### Exercise details
Reply with the count of lines holding "Placebo", nothing more.
-------- Provided records --------
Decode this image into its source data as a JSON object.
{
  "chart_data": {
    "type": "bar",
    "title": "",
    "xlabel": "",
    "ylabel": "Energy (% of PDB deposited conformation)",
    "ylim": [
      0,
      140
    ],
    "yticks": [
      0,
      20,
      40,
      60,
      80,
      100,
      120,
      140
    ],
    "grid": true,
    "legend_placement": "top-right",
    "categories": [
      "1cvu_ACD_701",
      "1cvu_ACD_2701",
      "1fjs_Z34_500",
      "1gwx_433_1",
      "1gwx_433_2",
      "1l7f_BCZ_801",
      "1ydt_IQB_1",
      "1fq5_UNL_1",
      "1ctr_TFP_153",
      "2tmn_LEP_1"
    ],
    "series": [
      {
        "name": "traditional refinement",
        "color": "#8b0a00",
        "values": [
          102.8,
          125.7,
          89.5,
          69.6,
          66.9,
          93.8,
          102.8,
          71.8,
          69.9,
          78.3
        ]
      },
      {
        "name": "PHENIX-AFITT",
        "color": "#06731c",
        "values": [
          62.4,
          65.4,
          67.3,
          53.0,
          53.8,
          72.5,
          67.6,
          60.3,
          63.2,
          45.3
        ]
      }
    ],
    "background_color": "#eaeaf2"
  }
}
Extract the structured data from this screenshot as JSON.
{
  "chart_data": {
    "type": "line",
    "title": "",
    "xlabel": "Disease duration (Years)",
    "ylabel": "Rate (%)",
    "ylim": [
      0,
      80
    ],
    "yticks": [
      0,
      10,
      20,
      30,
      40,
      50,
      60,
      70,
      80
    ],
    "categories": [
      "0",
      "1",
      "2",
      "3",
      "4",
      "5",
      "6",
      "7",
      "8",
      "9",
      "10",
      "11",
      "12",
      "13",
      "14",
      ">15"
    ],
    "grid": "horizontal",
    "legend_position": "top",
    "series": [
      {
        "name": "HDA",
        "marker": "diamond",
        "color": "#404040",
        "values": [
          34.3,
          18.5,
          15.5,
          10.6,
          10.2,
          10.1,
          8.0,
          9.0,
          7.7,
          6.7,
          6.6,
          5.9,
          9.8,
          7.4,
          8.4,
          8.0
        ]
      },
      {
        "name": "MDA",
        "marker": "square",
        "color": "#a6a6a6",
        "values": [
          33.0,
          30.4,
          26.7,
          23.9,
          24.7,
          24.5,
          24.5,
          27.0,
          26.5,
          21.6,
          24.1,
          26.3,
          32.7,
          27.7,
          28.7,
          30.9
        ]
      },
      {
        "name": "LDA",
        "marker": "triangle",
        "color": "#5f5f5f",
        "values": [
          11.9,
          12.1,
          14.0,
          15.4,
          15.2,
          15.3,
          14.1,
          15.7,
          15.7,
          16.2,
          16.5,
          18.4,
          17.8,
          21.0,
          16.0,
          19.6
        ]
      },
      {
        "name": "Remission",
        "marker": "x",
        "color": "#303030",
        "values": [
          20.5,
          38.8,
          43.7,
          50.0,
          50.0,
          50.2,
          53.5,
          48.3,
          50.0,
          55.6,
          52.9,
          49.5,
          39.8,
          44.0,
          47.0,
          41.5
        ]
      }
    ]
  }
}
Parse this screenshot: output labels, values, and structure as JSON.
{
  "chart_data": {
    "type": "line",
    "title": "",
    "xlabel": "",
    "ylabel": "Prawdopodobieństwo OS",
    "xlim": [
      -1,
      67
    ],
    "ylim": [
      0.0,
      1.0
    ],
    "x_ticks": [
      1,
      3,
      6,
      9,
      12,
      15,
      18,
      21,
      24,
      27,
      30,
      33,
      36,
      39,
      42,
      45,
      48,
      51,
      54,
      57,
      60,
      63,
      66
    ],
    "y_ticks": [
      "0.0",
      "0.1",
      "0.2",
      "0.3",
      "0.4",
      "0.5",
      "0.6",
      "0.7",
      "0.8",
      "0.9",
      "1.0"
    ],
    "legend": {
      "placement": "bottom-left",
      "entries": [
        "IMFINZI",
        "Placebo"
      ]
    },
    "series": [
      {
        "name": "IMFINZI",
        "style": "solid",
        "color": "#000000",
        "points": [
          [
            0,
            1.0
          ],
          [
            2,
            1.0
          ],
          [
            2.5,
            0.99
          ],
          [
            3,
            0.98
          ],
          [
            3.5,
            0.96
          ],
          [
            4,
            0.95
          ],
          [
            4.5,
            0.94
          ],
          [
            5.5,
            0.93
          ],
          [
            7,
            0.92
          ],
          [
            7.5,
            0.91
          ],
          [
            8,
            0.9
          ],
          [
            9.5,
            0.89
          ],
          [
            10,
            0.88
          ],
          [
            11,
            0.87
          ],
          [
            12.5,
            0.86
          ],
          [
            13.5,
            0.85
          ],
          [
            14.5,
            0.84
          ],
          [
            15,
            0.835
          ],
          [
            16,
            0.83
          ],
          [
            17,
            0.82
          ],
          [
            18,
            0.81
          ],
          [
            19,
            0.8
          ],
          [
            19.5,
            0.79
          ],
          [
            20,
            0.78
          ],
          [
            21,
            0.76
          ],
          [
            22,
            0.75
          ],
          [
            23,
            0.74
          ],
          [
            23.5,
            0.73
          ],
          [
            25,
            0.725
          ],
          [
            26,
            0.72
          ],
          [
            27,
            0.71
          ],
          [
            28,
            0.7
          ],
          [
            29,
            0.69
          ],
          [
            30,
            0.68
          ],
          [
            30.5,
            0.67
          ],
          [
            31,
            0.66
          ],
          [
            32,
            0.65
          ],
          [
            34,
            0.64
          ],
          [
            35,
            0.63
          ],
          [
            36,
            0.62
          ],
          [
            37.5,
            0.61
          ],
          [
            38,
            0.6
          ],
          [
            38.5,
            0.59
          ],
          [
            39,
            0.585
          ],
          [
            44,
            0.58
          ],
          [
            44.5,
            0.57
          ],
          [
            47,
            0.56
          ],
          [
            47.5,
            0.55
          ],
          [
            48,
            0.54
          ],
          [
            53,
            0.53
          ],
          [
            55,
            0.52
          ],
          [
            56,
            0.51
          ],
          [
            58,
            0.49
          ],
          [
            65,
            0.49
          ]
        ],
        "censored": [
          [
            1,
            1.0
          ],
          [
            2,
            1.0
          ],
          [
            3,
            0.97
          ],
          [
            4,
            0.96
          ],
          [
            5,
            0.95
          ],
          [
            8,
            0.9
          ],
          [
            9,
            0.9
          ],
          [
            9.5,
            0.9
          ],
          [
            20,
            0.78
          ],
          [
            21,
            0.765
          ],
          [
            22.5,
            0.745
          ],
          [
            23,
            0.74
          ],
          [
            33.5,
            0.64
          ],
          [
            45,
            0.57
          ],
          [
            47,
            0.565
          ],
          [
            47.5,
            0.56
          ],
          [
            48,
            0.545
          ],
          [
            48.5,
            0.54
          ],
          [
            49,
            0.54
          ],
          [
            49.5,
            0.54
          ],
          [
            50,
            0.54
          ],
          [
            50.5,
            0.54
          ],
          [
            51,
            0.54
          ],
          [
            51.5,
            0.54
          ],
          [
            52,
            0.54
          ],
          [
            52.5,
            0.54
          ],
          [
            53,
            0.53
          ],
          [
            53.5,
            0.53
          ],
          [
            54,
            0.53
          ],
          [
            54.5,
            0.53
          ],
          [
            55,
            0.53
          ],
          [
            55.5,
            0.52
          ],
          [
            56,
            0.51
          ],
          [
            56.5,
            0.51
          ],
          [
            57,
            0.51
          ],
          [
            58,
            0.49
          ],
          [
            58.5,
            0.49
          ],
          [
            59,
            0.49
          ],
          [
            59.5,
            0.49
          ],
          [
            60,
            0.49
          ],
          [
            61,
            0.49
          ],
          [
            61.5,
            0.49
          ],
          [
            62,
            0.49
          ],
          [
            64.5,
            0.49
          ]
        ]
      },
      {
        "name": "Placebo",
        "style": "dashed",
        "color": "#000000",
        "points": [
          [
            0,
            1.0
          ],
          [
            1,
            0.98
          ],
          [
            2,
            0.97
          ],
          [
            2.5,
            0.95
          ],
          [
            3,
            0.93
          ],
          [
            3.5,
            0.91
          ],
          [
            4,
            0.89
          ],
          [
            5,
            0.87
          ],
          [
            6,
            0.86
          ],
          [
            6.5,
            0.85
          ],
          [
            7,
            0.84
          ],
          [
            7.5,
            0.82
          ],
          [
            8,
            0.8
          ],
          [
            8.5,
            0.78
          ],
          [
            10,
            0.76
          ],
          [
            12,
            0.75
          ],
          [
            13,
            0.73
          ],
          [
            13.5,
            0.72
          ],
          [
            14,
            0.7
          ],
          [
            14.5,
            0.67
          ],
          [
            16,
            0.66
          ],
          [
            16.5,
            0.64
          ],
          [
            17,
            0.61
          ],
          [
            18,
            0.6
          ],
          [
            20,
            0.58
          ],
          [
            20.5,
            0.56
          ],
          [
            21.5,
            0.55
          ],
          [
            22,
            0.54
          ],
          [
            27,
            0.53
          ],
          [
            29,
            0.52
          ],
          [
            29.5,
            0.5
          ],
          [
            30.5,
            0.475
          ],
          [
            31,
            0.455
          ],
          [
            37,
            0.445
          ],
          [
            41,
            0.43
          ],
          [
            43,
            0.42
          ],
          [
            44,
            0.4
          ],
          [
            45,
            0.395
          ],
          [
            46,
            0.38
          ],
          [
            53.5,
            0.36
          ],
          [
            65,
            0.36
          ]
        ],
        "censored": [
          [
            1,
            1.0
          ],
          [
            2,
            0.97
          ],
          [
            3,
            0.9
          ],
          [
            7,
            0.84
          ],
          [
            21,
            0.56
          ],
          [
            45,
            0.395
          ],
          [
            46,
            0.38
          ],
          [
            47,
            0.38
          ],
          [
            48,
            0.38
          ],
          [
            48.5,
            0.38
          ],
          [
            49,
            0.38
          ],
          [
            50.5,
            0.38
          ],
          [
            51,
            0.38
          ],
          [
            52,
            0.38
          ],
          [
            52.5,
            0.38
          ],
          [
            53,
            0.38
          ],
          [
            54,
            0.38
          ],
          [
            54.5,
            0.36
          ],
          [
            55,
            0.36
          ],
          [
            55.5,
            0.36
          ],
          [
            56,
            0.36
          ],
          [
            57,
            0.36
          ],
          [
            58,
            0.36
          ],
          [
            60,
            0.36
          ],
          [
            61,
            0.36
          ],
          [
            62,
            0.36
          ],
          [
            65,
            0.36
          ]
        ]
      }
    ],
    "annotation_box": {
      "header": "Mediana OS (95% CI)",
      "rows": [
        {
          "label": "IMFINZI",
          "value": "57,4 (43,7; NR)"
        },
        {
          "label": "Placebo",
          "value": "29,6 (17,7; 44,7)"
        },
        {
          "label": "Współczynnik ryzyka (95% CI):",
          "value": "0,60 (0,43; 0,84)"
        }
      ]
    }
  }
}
--------
### Task result
3